───── Data for processing
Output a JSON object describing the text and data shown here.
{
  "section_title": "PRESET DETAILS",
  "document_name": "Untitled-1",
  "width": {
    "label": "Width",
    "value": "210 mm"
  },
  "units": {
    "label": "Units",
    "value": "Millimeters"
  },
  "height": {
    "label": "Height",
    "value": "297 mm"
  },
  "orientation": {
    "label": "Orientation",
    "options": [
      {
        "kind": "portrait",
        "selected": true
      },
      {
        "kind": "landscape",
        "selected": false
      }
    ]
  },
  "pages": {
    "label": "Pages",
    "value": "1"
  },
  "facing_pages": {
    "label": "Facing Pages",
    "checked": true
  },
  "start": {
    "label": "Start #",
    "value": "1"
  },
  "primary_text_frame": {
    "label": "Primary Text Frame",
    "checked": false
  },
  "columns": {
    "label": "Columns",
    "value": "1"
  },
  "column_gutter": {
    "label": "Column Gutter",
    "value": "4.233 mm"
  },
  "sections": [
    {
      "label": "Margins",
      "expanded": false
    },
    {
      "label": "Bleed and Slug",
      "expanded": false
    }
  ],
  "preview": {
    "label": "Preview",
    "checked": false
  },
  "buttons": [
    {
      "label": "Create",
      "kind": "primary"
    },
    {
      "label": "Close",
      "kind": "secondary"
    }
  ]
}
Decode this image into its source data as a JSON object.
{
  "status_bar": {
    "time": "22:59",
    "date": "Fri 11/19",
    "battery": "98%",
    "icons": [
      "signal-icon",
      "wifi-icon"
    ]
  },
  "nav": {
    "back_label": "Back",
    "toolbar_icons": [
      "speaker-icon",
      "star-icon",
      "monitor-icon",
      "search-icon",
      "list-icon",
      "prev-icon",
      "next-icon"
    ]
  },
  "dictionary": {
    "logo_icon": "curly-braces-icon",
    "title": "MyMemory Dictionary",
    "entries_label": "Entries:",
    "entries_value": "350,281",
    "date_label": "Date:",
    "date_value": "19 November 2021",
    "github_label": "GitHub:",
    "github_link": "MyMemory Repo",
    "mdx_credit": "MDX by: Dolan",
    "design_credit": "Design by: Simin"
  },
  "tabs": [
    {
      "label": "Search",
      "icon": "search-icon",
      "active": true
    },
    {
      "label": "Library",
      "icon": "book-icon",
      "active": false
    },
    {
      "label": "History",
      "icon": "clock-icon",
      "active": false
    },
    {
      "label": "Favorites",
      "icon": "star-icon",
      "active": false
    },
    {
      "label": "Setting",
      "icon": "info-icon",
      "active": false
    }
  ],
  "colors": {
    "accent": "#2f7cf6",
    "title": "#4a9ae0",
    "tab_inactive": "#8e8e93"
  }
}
──────────
## Written instruction
Determine how many lines in the records contain "true", and reply with the number only.

## Solved problem
3